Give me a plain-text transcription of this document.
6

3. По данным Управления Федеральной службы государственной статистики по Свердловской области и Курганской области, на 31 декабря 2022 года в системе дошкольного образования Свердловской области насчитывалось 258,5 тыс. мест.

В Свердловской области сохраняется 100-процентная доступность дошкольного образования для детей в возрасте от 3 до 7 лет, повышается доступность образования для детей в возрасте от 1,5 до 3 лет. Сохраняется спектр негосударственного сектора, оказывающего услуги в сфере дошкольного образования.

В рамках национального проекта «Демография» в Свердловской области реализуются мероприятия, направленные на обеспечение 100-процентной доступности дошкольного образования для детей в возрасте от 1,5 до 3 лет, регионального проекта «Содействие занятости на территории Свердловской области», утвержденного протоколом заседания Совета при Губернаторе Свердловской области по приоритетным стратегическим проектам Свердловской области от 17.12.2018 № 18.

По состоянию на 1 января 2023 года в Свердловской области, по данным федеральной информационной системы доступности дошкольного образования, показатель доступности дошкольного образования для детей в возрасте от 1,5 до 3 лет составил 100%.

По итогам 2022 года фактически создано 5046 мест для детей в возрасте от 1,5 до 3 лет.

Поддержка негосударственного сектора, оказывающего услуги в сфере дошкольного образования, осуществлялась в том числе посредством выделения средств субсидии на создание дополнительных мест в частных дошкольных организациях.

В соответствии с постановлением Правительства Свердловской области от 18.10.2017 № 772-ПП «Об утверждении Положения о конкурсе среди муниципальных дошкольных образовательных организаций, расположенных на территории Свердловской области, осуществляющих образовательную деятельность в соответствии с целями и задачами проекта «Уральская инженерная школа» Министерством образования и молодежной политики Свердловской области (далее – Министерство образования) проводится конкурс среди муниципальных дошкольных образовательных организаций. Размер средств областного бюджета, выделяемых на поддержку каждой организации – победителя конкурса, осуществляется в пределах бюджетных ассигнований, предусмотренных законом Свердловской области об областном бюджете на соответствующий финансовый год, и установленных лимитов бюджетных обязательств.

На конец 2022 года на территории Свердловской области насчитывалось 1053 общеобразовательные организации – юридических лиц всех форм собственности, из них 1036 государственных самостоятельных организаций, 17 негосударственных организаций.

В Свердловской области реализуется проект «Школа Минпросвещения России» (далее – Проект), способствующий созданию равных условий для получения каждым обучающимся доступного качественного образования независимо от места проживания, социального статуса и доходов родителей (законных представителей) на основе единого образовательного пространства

DIRECTIONS. Out of the material above, gather each line where "насчитывалось" appears.

EXPECTED OUTPUT.
3. По данным Управления Федеральной службы государственной статистики по Свердловской области и Курганской области, на 31 декабря 2022 года в системе дошкольного образования Свердловской области насчитывалось 258,5 тыс. мест.
На конец 2022 года на территории Свердловской области насчитывалось 1053 общеобразовательные организации – юридических лиц всех форм собственности, из них 1036 государственных самостоятельных организаций, 17 негосударственных организаций.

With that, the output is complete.